EXTRAIT PROPOSÉ

::::::::::

Un décret du 22 janvier, jour de la clôture de la session de 1809, indiquait pour le 1er février suivant l'ouverture de la session de 1810.

Un autre décret du 24 janvier, vu la liste des candidats à la présidence présentée par le Corps législatif, nommait PRÉSIDENT M. le comte de MONTESQUIOU.

DISCOURS prononcé par M. le comte Treilhard, conseiller d'état. -Séance du 1° février 1810.

« Messieurs, après l'interruption momentanée de vos travaux, S. M. I. veut que leur reprise soit honorée par l'examen et la discussion d'un ouvrage très important, d'un Code pénal.

» Le Code Napoléon a établi l'état des hommes et leurs propriétés sur des bases inébranlables.

» Le Code de Procédure civile aplanit les avenues du temple de la justice en débarrassant l'instruction des affaires d'une foule d'actes aussi ruineux pour les plaideurs qu'inutiles pour les juges.

::::::::::

EXERCICE 1
Relevez, dans leur ordre d'apparition, tous les codes de lois nommés dans l'extrait.
EXERCICE 2
Poursuivez le discours de l'extrait à partir de sa dernière phrase.
Les enregistrements qui suivent proviennent d'une autre source.

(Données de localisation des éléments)
::::::::::

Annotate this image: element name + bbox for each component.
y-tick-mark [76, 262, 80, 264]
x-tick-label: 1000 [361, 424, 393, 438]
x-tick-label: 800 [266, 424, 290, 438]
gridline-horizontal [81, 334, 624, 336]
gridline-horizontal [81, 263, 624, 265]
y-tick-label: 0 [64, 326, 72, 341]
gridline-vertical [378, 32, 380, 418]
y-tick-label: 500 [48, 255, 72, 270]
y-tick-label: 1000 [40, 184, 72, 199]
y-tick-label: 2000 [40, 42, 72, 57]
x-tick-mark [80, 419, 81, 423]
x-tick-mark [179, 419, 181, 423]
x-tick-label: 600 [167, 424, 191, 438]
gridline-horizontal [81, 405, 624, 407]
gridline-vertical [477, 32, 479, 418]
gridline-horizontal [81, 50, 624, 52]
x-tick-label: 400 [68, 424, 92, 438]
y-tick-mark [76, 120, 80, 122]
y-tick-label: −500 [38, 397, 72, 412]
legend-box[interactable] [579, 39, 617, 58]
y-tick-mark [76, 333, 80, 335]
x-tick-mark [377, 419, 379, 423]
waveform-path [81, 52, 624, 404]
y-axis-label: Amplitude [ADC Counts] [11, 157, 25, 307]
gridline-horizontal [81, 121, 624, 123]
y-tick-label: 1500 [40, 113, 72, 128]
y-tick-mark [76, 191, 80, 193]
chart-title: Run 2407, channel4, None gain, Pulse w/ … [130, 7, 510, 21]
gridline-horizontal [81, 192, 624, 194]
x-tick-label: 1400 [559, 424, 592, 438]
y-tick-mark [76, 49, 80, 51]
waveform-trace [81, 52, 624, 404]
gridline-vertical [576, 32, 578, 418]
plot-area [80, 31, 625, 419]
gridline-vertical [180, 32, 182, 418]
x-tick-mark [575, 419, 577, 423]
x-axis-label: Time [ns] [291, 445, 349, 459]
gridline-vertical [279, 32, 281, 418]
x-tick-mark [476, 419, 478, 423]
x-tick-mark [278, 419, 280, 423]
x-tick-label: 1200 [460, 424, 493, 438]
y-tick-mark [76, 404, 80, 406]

::::::::::

RÉPONSE FINALE 1
Code pénal, Code Napoléon, Code de Procédure civile

RÉPONSE FINALE 2
» Le commerce se félicite de la promulgation d'un Code qui doit le replacer sur ses plus fermes appuis, la bonne foi et l'économie.

» Un Code d'Instruction criminelle garantit la sûreté publique et individuelle en facilitant la recherche des crimes et en forçant leur poursuite; il offre des moyens infaillibles pour atteindre les coupables, et il réunit aussi tout ce qui peut calmer l'inquiétude de l'innocence persécutée.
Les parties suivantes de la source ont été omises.